Challenge
Pick out each line with the word "Microsoft" from the material that follows.

Stored rows
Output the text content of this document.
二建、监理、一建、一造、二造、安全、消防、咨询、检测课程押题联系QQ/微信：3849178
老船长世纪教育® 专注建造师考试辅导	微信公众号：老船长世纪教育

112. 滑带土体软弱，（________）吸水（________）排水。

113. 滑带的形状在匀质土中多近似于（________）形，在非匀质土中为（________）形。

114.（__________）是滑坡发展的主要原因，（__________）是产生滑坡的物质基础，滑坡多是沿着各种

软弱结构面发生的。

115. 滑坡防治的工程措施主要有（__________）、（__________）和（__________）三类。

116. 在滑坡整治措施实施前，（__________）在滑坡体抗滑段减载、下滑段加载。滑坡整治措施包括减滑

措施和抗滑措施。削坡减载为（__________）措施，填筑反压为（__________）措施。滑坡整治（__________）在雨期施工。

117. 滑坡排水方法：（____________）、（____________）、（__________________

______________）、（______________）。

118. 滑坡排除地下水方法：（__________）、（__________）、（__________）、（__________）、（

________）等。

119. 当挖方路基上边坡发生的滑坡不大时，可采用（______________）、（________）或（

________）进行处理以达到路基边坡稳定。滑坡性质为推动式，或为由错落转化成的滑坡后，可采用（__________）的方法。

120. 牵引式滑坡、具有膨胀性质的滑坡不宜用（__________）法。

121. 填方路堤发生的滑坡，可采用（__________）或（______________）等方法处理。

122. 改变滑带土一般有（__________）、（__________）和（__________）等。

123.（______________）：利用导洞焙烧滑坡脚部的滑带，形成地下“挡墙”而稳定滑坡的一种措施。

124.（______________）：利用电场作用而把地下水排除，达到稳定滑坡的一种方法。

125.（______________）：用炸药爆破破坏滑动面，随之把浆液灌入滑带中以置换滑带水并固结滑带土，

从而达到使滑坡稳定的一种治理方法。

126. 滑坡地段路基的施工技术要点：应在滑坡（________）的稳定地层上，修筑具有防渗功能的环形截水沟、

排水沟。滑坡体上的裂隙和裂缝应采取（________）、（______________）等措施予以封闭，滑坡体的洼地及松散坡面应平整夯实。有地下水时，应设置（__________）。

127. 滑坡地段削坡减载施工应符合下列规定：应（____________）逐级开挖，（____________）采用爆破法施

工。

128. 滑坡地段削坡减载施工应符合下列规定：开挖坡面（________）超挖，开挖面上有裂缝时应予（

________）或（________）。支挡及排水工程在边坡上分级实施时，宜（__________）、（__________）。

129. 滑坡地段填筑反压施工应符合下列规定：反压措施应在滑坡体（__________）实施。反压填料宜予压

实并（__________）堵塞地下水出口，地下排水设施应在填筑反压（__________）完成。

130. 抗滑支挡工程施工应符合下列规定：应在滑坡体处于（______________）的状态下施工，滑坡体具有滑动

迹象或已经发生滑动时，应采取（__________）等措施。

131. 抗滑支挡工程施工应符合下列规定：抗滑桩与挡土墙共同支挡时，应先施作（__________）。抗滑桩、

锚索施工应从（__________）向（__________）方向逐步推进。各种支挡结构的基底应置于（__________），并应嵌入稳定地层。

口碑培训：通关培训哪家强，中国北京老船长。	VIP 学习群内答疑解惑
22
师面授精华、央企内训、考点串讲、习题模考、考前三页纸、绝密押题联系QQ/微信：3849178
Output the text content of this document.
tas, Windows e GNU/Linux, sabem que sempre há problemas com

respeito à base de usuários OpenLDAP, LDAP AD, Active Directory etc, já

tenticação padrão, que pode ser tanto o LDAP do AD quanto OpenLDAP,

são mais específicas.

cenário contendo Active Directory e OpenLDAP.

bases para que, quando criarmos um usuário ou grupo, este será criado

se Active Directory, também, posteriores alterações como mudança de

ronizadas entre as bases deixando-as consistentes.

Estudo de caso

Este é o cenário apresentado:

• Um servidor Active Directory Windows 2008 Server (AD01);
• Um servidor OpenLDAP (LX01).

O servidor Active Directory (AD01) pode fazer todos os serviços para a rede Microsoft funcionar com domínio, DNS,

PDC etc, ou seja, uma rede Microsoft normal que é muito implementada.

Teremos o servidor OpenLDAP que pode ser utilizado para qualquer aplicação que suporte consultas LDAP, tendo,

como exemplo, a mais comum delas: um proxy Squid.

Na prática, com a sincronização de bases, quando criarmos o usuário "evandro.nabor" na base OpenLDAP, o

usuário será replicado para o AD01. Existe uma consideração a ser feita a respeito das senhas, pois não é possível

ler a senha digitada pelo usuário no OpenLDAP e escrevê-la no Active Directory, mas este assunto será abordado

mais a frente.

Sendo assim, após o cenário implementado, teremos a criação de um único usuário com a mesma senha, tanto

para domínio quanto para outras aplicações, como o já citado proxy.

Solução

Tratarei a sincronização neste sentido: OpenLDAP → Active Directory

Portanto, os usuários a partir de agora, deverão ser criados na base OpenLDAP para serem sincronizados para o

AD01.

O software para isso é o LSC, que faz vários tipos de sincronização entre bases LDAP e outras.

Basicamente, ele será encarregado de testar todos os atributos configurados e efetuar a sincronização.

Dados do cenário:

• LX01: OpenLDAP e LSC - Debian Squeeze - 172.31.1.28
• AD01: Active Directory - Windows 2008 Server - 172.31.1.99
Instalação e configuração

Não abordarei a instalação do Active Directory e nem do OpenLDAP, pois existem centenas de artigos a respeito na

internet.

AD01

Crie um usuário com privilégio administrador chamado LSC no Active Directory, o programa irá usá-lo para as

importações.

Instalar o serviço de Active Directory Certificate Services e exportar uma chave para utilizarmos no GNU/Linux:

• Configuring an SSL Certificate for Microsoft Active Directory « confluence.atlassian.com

The solution
O servidor Active Directory (AD01) pode fazer todos os serviços para a rede Microsoft funcionar com domínio, DNS,
PDC etc, ou seja, uma rede Microsoft normal que é muito implementada.
• Configuring an SSL Certificate for Microsoft Active Directory « confluence.atlassian.com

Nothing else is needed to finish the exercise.